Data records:
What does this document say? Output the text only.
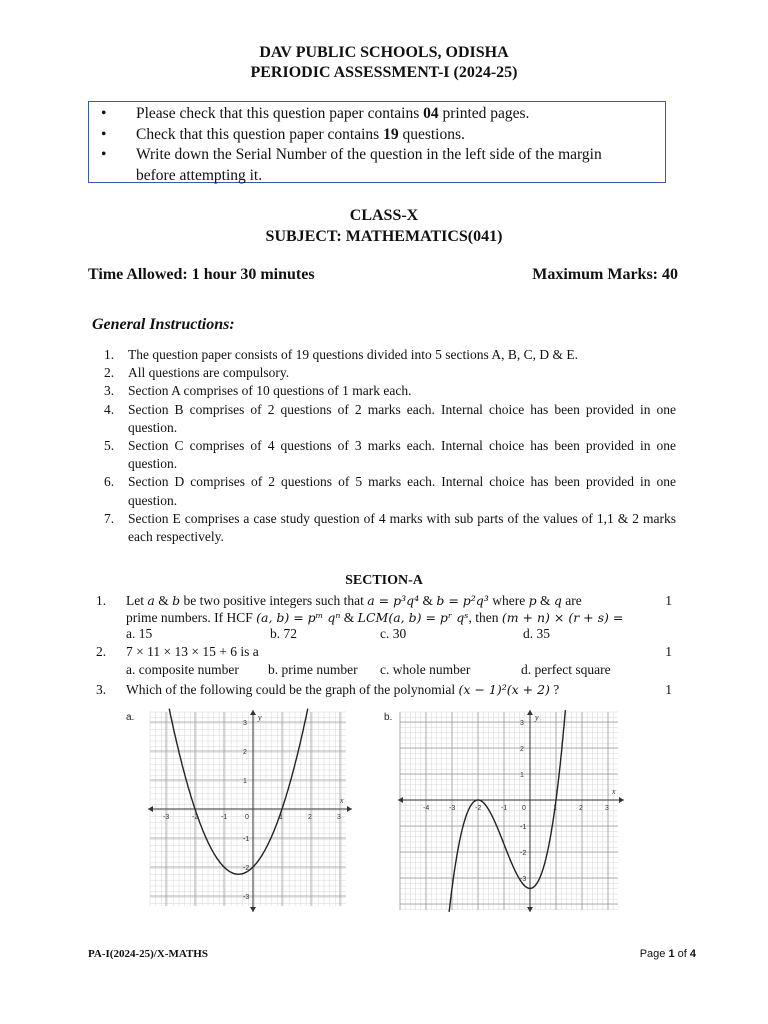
DAV PUBLIC SCHOOLS, ODISHA
PERIODIC ASSESSMENT-I (2024-25)
• Please check that this question paper contains 04 printed pages.
• Check that this question paper contains 19 questions.
• Write down the Serial Number of the question in the left side of the margin before attempting it.
CLASS-X
SUBJECT: MATHEMATICS(041)
Time Allowed: 1 hour 30 minutes	Maximum Marks: 40
General Instructions:
1. The question paper consists of 19 questions divided into 5 sections A, B, C, D & E.
2. All questions are compulsory.
3. Section A comprises of 10 questions of 1 mark each.
4. Section B comprises of 2 questions of 2 marks each. Internal choice has been provided in one question.
5. Section C comprises of 4 questions of 3 marks each. Internal choice has been provided in one question.
6. Section D comprises of 2 questions of 5 marks each. Internal choice has been provided in one question.
7. Section E comprises a case study question of 4 marks with sub parts of the values of 1,1 & 2 marks each respectively.
SECTION-A
1. Let a & b be two positive integers such that a = p³q⁴ & b = p²q³ where p & q are
prime numbers. If HCF (a, b) = pᵐ qⁿ & LCM(a, b) = pʳ qˢ, then (m + n) × (r + s) =
1
a. 15	b. 72	c. 30	d. 35
2. 7 × 11 × 13 × 15 + 6 is a	1
a. composite number b. prime number c. whole number	d. perfect square
3. Which of the following could be the graph of the polynomial (x − 1)²(x + 2) ?	1
a.
x
y
-3	-2	-1	0	1	2	3
3
2
1
-1
-2
-3
b.
x
y
-4	-3	-2	-1 0	1	2	3
3
2
1
-1
-2
-3
PA-I(2024-25)/X-MATHS	Page 1 of 4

Exercise: Repeat each entry exactly as given; no pictures belong in the copy.

Solution:
What does this document say? Output the text only.
DAV PUBLIC SCHOOLS, ODISHA
PERIODIC ASSESSMENT-I (2024-25)
• Please check that this question paper contains 04 printed pages.
• Check that this question paper contains 19 questions.
• Write down the Serial Number of the question in the left side of the margin before attempting it.
CLASS-X
SUBJECT: MATHEMATICS(041)
Time Allowed: 1 hour 30 minutes	Maximum Marks: 40
General Instructions:
1. The question paper consists of 19 questions divided into 5 sections A, B, C, D & E.
2. All questions are compulsory.
3. Section A comprises of 10 questions of 1 mark each.
4. Section B comprises of 2 questions of 2 marks each. Internal choice has been provided in one question.
5. Section C comprises of 4 questions of 3 marks each. Internal choice has been provided in one question.
6. Section D comprises of 2 questions of 5 marks each. Internal choice has been provided in one question.
7. Section E comprises a case study question of 4 marks with sub parts of the values of 1,1 & 2 marks each respectively.
SECTION-A
1. Let a & b be two positive integers such that a = p³q⁴ & b = p²q³ where p & q are
prime numbers. If HCF (a, b) = pᵐ qⁿ & LCM(a, b) = pʳ qˢ, then (m + n) × (r + s) =
1
a. 15	b. 72	c. 30	d. 35
2. 7 × 11 × 13 × 15 + 6 is a	1
a. composite number b. prime number c. whole number	d. perfect square
3. Which of the following could be the graph of the polynomial (x − 1)²(x + 2) ?	1
a.
x
y
-3	-2	-1	0	1	2	3
3
2
1
-1
-2
-3
b.
x
y
-4	-3	-2	-1 0	1	2	3
3
2
1
-1
-2
-3
PA-I(2024-25)/X-MATHS	Page 1 of 4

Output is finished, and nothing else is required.